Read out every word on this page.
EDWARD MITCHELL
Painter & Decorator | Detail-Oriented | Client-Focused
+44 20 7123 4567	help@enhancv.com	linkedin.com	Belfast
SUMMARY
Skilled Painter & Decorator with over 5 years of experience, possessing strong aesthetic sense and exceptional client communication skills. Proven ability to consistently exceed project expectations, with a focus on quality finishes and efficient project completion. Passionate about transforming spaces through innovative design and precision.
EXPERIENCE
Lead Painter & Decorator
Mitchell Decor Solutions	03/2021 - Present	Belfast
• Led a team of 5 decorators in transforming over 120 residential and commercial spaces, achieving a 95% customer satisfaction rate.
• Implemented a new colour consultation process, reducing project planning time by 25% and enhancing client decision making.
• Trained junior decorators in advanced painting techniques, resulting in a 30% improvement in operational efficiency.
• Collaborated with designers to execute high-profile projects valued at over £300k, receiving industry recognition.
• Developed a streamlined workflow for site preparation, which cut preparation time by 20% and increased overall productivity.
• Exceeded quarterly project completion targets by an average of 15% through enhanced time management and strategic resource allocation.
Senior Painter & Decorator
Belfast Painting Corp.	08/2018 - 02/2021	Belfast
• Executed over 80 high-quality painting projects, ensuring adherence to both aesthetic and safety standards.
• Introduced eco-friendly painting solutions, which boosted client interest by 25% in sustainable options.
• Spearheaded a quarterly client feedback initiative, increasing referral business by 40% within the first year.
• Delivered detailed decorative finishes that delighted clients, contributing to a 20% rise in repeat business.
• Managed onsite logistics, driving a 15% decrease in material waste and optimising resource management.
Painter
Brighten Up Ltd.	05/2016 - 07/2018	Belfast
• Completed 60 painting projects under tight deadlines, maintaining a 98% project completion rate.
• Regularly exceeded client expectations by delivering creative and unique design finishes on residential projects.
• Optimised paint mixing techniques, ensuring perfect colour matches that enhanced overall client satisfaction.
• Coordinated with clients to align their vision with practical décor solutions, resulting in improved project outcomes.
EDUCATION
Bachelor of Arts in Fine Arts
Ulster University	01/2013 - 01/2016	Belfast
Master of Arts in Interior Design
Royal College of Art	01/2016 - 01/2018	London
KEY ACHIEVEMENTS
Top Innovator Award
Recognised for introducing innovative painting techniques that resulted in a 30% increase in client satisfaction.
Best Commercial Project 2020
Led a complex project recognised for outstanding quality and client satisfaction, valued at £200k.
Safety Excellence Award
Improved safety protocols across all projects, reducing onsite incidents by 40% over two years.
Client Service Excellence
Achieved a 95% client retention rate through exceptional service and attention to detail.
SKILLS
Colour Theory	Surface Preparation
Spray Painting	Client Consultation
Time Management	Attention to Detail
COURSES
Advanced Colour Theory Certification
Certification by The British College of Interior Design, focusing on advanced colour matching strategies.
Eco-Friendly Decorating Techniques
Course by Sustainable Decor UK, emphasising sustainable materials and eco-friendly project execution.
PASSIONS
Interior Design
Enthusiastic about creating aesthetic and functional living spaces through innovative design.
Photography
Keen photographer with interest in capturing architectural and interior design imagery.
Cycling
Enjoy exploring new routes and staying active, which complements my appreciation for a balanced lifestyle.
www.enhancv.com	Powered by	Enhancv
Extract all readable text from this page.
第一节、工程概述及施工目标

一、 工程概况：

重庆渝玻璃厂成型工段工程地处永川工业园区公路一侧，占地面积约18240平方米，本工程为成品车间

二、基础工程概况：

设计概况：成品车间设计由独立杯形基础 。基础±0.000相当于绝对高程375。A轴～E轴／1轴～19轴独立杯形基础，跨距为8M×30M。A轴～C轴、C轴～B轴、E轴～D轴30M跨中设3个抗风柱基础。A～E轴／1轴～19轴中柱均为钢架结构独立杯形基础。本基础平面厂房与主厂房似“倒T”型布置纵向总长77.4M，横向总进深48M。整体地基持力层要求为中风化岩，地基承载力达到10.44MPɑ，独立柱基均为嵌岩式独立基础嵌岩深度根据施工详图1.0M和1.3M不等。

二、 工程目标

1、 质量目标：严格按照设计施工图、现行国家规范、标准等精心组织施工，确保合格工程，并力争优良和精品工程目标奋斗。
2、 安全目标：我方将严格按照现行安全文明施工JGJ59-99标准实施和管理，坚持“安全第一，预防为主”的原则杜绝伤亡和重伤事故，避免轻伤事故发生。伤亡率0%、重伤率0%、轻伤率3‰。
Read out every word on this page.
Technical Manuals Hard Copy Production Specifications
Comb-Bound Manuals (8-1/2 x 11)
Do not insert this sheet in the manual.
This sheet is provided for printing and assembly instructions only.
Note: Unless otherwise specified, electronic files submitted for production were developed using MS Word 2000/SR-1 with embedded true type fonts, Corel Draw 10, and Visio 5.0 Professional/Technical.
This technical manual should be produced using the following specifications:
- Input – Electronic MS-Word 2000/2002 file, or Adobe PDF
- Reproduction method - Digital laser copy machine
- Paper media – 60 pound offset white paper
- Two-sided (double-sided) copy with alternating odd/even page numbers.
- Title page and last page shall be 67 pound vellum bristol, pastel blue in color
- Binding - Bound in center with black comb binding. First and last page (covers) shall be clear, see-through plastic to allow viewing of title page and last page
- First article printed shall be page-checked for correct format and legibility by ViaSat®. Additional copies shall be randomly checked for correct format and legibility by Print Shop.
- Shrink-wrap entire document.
§ §
PROBLEM STATEMENT:
Copy every record exactly, with nothing added or dropped.

TASK RESULT:
Read out every word on this page.
EDWARD MITCHELL
Painter & Decorator | Detail-Oriented | Client-Focused
+44 20 7123 4567	help@enhancv.com	linkedin.com	Belfast
SUMMARY
Skilled Painter & Decorator with over 5 years of experience, possessing strong aesthetic sense and exceptional client communication skills. Proven ability to consistently exceed project expectations, with a focus on quality finishes and efficient project completion. Passionate about transforming spaces through innovative design and precision.
EXPERIENCE
Lead Painter & Decorator
Mitchell Decor Solutions	03/2021 - Present	Belfast
• Led a team of 5 decorators in transforming over 120 residential and commercial spaces, achieving a 95% customer satisfaction rate.
• Implemented a new colour consultation process, reducing project planning time by 25% and enhancing client decision making.
• Trained junior decorators in advanced painting techniques, resulting in a 30% improvement in operational efficiency.
• Collaborated with designers to execute high-profile projects valued at over £300k, receiving industry recognition.
• Developed a streamlined workflow for site preparation, which cut preparation time by 20% and increased overall productivity.
• Exceeded quarterly project completion targets by an average of 15% through enhanced time management and strategic resource allocation.
Senior Painter & Decorator
Belfast Painting Corp.	08/2018 - 02/2021	Belfast
• Executed over 80 high-quality painting projects, ensuring adherence to both aesthetic and safety standards.
• Introduced eco-friendly painting solutions, which boosted client interest by 25% in sustainable options.
• Spearheaded a quarterly client feedback initiative, increasing referral business by 40% within the first year.
• Delivered detailed decorative finishes that delighted clients, contributing to a 20% rise in repeat business.
• Managed onsite logistics, driving a 15% decrease in material waste and optimising resource management.
Painter
Brighten Up Ltd.	05/2016 - 07/2018	Belfast
• Completed 60 painting projects under tight deadlines, maintaining a 98% project completion rate.
• Regularly exceeded client expectations by delivering creative and unique design finishes on residential projects.
• Optimised paint mixing techniques, ensuring perfect colour matches that enhanced overall client satisfaction.
• Coordinated with clients to align their vision with practical décor solutions, resulting in improved project outcomes.
EDUCATION
Bachelor of Arts in Fine Arts
Ulster University	01/2013 - 01/2016	Belfast
Master of Arts in Interior Design
Royal College of Art	01/2016 - 01/2018	London
KEY ACHIEVEMENTS
Top Innovator Award
Recognised for introducing innovative painting techniques that resulted in a 30% increase in client satisfaction.
Best Commercial Project 2020
Led a complex project recognised for outstanding quality and client satisfaction, valued at £200k.
Safety Excellence Award
Improved safety protocols across all projects, reducing onsite incidents by 40% over two years.
Client Service Excellence
Achieved a 95% client retention rate through exceptional service and attention to detail.
SKILLS
Colour Theory	Surface Preparation
Spray Painting	Client Consultation
Time Management	Attention to Detail
COURSES
Advanced Colour Theory Certification
Certification by The British College of Interior Design, focusing on advanced colour matching strategies.
Eco-Friendly Decorating Techniques
Course by Sustainable Decor UK, emphasising sustainable materials and eco-friendly project execution.
PASSIONS
Interior Design
Enthusiastic about creating aesthetic and functional living spaces through innovative design.
Photography
Keen photographer with interest in capturing architectural and interior design imagery.
Cycling
Enjoy exploring new routes and staying active, which complements my appreciation for a balanced lifestyle.
www.enhancv.com	Powered by	Enhancv
Extract all readable text from this page.
第一节、工程概述及施工目标

一、 工程概况：

重庆渝玻璃厂成型工段工程地处永川工业园区公路一侧，占地面积约18240平方米，本工程为成品车间

二、基础工程概况：

设计概况：成品车间设计由独立杯形基础 。基础±0.000相当于绝对高程375。A轴～E轴／1轴～19轴独立杯形基础，跨距为8M×30M。A轴～C轴、C轴～B轴、E轴～D轴30M跨中设3个抗风柱基础。A～E轴／1轴～19轴中柱均为钢架结构独立杯形基础。本基础平面厂房与主厂房似“倒T”型布置纵向总长77.4M，横向总进深48M。整体地基持力层要求为中风化岩，地基承载力达到10.44MPɑ，独立柱基均为嵌岩式独立基础嵌岩深度根据施工详图1.0M和1.3M不等。

二、 工程目标

1、 质量目标：严格按照设计施工图、现行国家规范、标准等精心组织施工，确保合格工程，并力争优良和精品工程目标奋斗。
2、 安全目标：我方将严格按照现行安全文明施工JGJ59-99标准实施和管理，坚持“安全第一，预防为主”的原则杜绝伤亡和重伤事故，避免轻伤事故发生。伤亡率0%、重伤率0%、轻伤率3‰。
Read out every word on this page.
Technical Manuals Hard Copy Production Specifications
Comb-Bound Manuals (8-1/2 x 11)
Do not insert this sheet in the manual.
This sheet is provided for printing and assembly instructions only.
Note: Unless otherwise specified, electronic files submitted for production were developed using MS Word 2000/SR-1 with embedded true type fonts, Corel Draw 10, and Visio 5.0 Professional/Technical.
This technical manual should be produced using the following specifications:
- Input – Electronic MS-Word 2000/2002 file, or Adobe PDF
- Reproduction method - Digital laser copy machine
- Paper media – 60 pound offset white paper
- Two-sided (double-sided) copy with alternating odd/even page numbers.
- Title page and last page shall be 67 pound vellum bristol, pastel blue in color
- Binding - Bound in center with black comb binding. First and last page (covers) shall be clear, see-through plastic to allow viewing of title page and last page
- First article printed shall be page-checked for correct format and legibility by ViaSat®. Additional copies shall be randomly checked for correct format and legibility by Print Shop.
- Shrink-wrap entire document.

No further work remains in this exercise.